── GIVEN ENTRIES ──
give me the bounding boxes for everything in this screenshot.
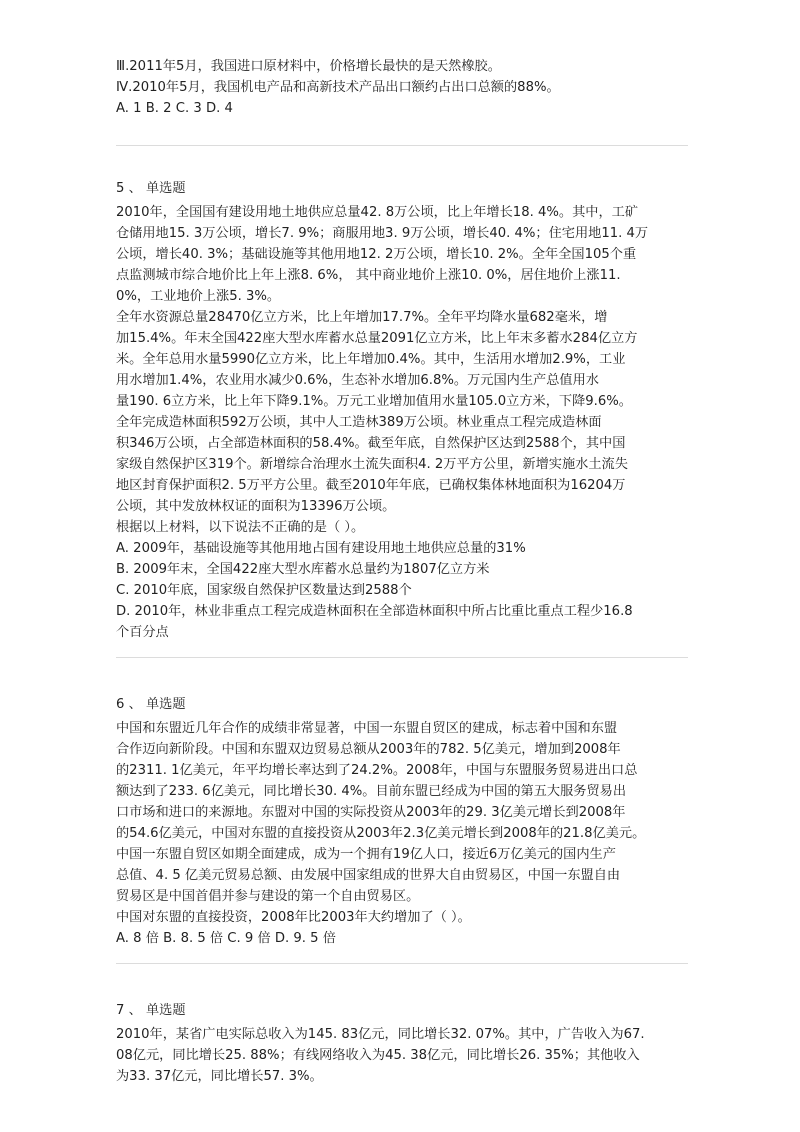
text-line: 2010年，某省广电实际总收入为145. 83亿元，同比增长32. 07%。其中，广告收入为67. <box>116 1027 645 1042</box>
text-line: 公顷，增长40. 3%；基础设施等其他用地12. 2万公顷，增长10. 2%。全年全国105个重 <box>116 247 637 262</box>
question-6 <box>116 694 688 949</box>
text-line: 全年水资源总量28470亿立方米，比上年增加17.7%。全年平均降水量682毫米，增 <box>116 310 608 325</box>
question-7 <box>116 1000 688 1087</box>
answer-options: A. 8 倍 B. 8. 5 倍 C. 9 倍 D. 9. 5 倍 <box>116 931 336 946</box>
text-line: 地区封育保护面积2. 5万平方公里。截至2010年年底，已确权集体林地面积为16204万 <box>116 478 626 493</box>
question-title: 7 、 单选题 <box>116 1003 186 1018</box>
question-title: 5 、 单选题 <box>116 181 186 196</box>
text-line: 的2311. 1亿美元，年平均增长率达到了24.2%。2008年，中国与东盟服务贸易进出口总 <box>116 763 638 778</box>
text-line: 中国和东盟近几年合作的成绩非常显著，中国一东盟自贸区的建成，标志着中国和东盟 <box>116 721 618 736</box>
text-line: 的54.6亿美元，中国对东盟的直接投资从2003年2.3亿美元增长到2008年的21.8亿美元。 <box>116 826 646 841</box>
text-line: 为33. 37亿元，同比增长57. 3%。 <box>116 1069 323 1084</box>
option-b: B. 2009年末，全国422座大型水库蓄水总量约为1807亿立方米 <box>116 562 490 577</box>
option-d: D. 2010年，林业非重点工程完成造林面积在全部造林面积中所占比重比重点工程少16.8 <box>116 604 633 619</box>
text-line: 加15.4%。年末全国422座大型水库蓄水总量2091亿立方米，比上年末多蓄水284亿立方 <box>116 331 638 346</box>
option-c: C. 2010年底，国家级自然保护区数量达到2588个 <box>116 583 412 598</box>
question-title: 6 、 单选题 <box>116 697 186 712</box>
question-5 <box>116 178 688 643</box>
text-line: 米。全年总用水量5990亿立方米，比上年增加0.4%。其中，生活用水增加2.9%，工业 <box>116 352 626 367</box>
question-stem: 根据以上材料，以下说法不正确的是（ ）。 <box>116 520 365 535</box>
question-stem: 中国对东盟的直接投资，2008年比2003年大约增加了（ ）。 <box>116 910 471 925</box>
text-line: 量190. 6立方米，比上年下降9.1%。万元工业增加值用水量105.0立方米，下降9.6%。 <box>116 394 632 409</box>
text-line: 2010年，全国国有建设用地土地供应总量42. 8万公顷，比上年增长18. 4%。其中，工矿 <box>116 205 639 220</box>
text-line: 点监测城市综合地价比上年上涨8. 6%， 其中商业地价上涨10. 0%，居住地价上涨11. <box>116 268 621 283</box>
text-line: 中国一东盟自贸区如期全面建成，成为一个拥有19亿人口，接近6万亿美元的国内生产 <box>116 847 616 862</box>
option-d-continued: 个百分点 <box>116 625 169 640</box>
text-line: 公顷，其中发放林权证的面积为13396万公顷。 <box>116 499 396 514</box>
option-a: A. 2009年，基础设施等其他用地占国有建设用地土地供应总量的31% <box>116 541 526 556</box>
text-line: 贸易区是中国首倡并参与建设的第一个自由贸易区。 <box>116 889 420 904</box>
text-line: Ⅲ.2011年5月，我国进口原材料中，价格增长最快的是天然橡胶。 <box>116 59 501 74</box>
text-line: 积346万公顷，占全部造林面积的58.4%。截至年底，自然保护区达到2588个，其中国 <box>116 436 626 451</box>
top-block <box>116 56 688 119</box>
text-line: 0%，工业地价上涨5. 3%。 <box>116 289 281 304</box>
text-line: Ⅳ.2010年5月，我国机电产品和高新技术产品出口额约占出口总额的88%。 <box>116 80 560 95</box>
text-line: 全年完成造林面积592万公顷，其中人工造林389万公顷。林业重点工程完成造林面 <box>116 415 602 430</box>
text-line: 合作迈向新阶段。中国和东盟双边贸易总额从2003年的782. 5亿美元，增加到2008年 <box>116 742 621 757</box>
text-line: 额达到了233. 6亿美元，同比增长30. 4%。目前东盟已经成为中国的第五大服务贸易出 <box>116 784 627 799</box>
answer-options: A. 1 B. 2 C. 3 D. 4 <box>116 101 233 116</box>
text-line: 家级自然保护区319个。新增综合治理水土流失面积4. 2万平方公里，新增实施水土流失 <box>116 457 628 472</box>
text-line: 仓储用地15. 3万公顷，增长7. 9%；商服用地3. 9万公顷，增长40. 4%；住宅用地11. 4万 <box>116 226 649 241</box>
text-line: 口市场和进口的来源地。东盟对中国的实际投资从2003年的29. 3亿美元增长到2008年 <box>116 805 626 820</box>
text-line: 用水增加1.4%，农业用水减少0.6%，生态补水增加6.8%。万元国内生产总值用水 <box>116 373 599 388</box>
document-page <box>116 56 688 1087</box>
text-line: 总值、4. 5 亿美元贸易总额、由发展中国家组成的世界大自由贸易区，中国一东盟自由 <box>116 868 621 883</box>
text-line: 08亿元，同比增长25. 88%；有线网络收入为45. 38亿元，同比增长26. 35%；其他收入 <box>116 1048 640 1063</box>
───
GIVEN INSTRUCTION:
Copy out the lines of the items word for word, starting at the line that contains "text-line: 2010年，某省广电实际总收入为145. 83亿元，同比增长32." and ending at the line that contains "text-line: 为33. 37亿元，同比增长57.", with both of those lines included.

RESPONSE BELOW:
text-line: 2010年，某省广电实际总收入为145. 83亿元，同比增长32. 07%。其中，广告收入为67. <box>116 1027 645 1042</box>
text-line: 公顷，增长40. 3%；基础设施等其他用地12. 2万公顷，增长10. 2%。全年全国105个重 <box>116 247 637 262</box>
question-6 <box>116 694 688 949</box>
text-line: 全年水资源总量28470亿立方米，比上年增加17.7%。全年平均降水量682毫米，增 <box>116 310 608 325</box>
question-7 <box>116 1000 688 1087</box>
answer-options: A. 8 倍 B. 8. 5 倍 C. 9 倍 D. 9. 5 倍 <box>116 931 336 946</box>
text-line: 地区封育保护面积2. 5万平方公里。截至2010年年底，已确权集体林地面积为16204万 <box>116 478 626 493</box>
question-title: 7 、 单选题 <box>116 1003 186 1018</box>
question-title: 5 、 单选题 <box>116 181 186 196</box>
text-line: 的2311. 1亿美元，年平均增长率达到了24.2%。2008年，中国与东盟服务贸易进出口总 <box>116 763 638 778</box>
text-line: 中国和东盟近几年合作的成绩非常显著，中国一东盟自贸区的建成，标志着中国和东盟 <box>116 721 618 736</box>
text-line: 的54.6亿美元，中国对东盟的直接投资从2003年2.3亿美元增长到2008年的21.8亿美元。 <box>116 826 646 841</box>
text-line: 为33. 37亿元，同比增长57. 3%。 <box>116 1069 323 1084</box>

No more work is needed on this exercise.